> _TASK DETAILS_
Transcribe the entries that follow, word for word.

----- DATA EXCERPTS

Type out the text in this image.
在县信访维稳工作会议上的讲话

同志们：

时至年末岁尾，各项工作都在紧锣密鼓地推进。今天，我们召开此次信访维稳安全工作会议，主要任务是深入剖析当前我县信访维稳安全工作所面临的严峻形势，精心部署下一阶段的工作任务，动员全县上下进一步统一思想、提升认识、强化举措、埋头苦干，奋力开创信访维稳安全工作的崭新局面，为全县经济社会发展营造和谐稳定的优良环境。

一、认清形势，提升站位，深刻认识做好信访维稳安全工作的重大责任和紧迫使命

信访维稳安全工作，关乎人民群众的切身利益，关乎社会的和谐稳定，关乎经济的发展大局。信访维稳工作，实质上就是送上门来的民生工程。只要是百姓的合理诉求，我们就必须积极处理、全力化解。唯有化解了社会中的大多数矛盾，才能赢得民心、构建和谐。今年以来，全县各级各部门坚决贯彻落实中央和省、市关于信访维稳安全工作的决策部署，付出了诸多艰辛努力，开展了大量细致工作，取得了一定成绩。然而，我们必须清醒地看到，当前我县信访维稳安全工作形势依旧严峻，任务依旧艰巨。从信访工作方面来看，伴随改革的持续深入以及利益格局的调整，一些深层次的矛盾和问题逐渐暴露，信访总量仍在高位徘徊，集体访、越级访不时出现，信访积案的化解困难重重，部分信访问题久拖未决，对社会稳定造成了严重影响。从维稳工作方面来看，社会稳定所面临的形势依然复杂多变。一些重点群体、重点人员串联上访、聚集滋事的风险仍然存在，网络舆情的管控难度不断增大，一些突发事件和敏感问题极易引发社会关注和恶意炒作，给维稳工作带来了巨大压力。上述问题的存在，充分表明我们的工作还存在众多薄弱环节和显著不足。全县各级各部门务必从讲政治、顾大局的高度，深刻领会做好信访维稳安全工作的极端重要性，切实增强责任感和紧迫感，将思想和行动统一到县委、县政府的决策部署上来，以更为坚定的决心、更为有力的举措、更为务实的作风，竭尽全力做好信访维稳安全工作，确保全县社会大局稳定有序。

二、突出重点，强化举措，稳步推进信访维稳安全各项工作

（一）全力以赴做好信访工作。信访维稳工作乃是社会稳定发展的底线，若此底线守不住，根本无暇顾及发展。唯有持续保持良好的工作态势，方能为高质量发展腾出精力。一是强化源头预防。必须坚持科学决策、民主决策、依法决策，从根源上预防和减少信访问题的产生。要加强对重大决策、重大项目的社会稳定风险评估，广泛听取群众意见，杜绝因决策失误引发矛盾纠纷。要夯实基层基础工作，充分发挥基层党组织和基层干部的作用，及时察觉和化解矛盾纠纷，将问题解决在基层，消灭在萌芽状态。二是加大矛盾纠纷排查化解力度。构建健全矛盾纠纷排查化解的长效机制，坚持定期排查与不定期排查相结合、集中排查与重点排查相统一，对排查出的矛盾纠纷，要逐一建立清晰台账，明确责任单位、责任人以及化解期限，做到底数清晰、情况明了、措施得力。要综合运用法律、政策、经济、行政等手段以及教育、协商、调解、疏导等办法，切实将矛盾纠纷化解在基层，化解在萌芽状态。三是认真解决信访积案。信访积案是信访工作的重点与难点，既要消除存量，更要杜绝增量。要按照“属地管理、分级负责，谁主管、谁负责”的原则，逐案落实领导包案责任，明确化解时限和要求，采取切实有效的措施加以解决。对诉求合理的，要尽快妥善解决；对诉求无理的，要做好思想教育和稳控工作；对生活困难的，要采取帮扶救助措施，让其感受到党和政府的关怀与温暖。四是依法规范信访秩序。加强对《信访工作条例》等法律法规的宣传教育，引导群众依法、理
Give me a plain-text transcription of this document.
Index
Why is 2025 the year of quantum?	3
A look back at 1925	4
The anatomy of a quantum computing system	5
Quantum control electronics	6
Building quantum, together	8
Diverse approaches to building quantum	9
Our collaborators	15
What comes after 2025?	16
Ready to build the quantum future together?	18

----------

> _WRITTEN RESPONSE_
Type out the text in this image.
在县信访维稳工作会议上的讲话

同志们：

时至年末岁尾，各项工作都在紧锣密鼓地推进。今天，我们召开此次信访维稳安全工作会议，主要任务是深入剖析当前我县信访维稳安全工作所面临的严峻形势，精心部署下一阶段的工作任务，动员全县上下进一步统一思想、提升认识、强化举措、埋头苦干，奋力开创信访维稳安全工作的崭新局面，为全县经济社会发展营造和谐稳定的优良环境。

一、认清形势，提升站位，深刻认识做好信访维稳安全工作的重大责任和紧迫使命

信访维稳安全工作，关乎人民群众的切身利益，关乎社会的和谐稳定，关乎经济的发展大局。信访维稳工作，实质上就是送上门来的民生工程。只要是百姓的合理诉求，我们就必须积极处理、全力化解。唯有化解了社会中的大多数矛盾，才能赢得民心、构建和谐。今年以来，全县各级各部门坚决贯彻落实中央和省、市关于信访维稳安全工作的决策部署，付出了诸多艰辛努力，开展了大量细致工作，取得了一定成绩。然而，我们必须清醒地看到，当前我县信访维稳安全工作形势依旧严峻，任务依旧艰巨。从信访工作方面来看，伴随改革的持续深入以及利益格局的调整，一些深层次的矛盾和问题逐渐暴露，信访总量仍在高位徘徊，集体访、越级访不时出现，信访积案的化解困难重重，部分信访问题久拖未决，对社会稳定造成了严重影响。从维稳工作方面来看，社会稳定所面临的形势依然复杂多变。一些重点群体、重点人员串联上访、聚集滋事的风险仍然存在，网络舆情的管控难度不断增大，一些突发事件和敏感问题极易引发社会关注和恶意炒作，给维稳工作带来了巨大压力。上述问题的存在，充分表明我们的工作还存在众多薄弱环节和显著不足。全县各级各部门务必从讲政治、顾大局的高度，深刻领会做好信访维稳安全工作的极端重要性，切实增强责任感和紧迫感，将思想和行动统一到县委、县政府的决策部署上来，以更为坚定的决心、更为有力的举措、更为务实的作风，竭尽全力做好信访维稳安全工作，确保全县社会大局稳定有序。

二、突出重点，强化举措，稳步推进信访维稳安全各项工作

（一）全力以赴做好信访工作。信访维稳工作乃是社会稳定发展的底线，若此底线守不住，根本无暇顾及发展。唯有持续保持良好的工作态势，方能为高质量发展腾出精力。一是强化源头预防。必须坚持科学决策、民主决策、依法决策，从根源上预防和减少信访问题的产生。要加强对重大决策、重大项目的社会稳定风险评估，广泛听取群众意见，杜绝因决策失误引发矛盾纠纷。要夯实基层基础工作，充分发挥基层党组织和基层干部的作用，及时察觉和化解矛盾纠纷，将问题解决在基层，消灭在萌芽状态。二是加大矛盾纠纷排查化解力度。构建健全矛盾纠纷排查化解的长效机制，坚持定期排查与不定期排查相结合、集中排查与重点排查相统一，对排查出的矛盾纠纷，要逐一建立清晰台账，明确责任单位、责任人以及化解期限，做到底数清晰、情况明了、措施得力。要综合运用法律、政策、经济、行政等手段以及教育、协商、调解、疏导等办法，切实将矛盾纠纷化解在基层，化解在萌芽状态。三是认真解决信访积案。信访积案是信访工作的重点与难点，既要消除存量，更要杜绝增量。要按照“属地管理、分级负责，谁主管、谁负责”的原则，逐案落实领导包案责任，明确化解时限和要求，采取切实有效的措施加以解决。对诉求合理的，要尽快妥善解决；对诉求无理的，要做好思想教育和稳控工作；对生活困难的，要采取帮扶救助措施，让其感受到党和政府的关怀与温暖。四是依法规范信访秩序。加强对《信访工作条例》等法律法规的宣传教育，引导群众依法、理
Give me a plain-text transcription of this document.
Index
Why is 2025 the year of quantum?	3
A look back at 1925	4
The anatomy of a quantum computing system	5
Quantum control electronics	6
Building quantum, together	8
Diverse approaches to building quantum	9
Our collaborators	15
What comes after 2025?	16
Ready to build the quantum future together?	18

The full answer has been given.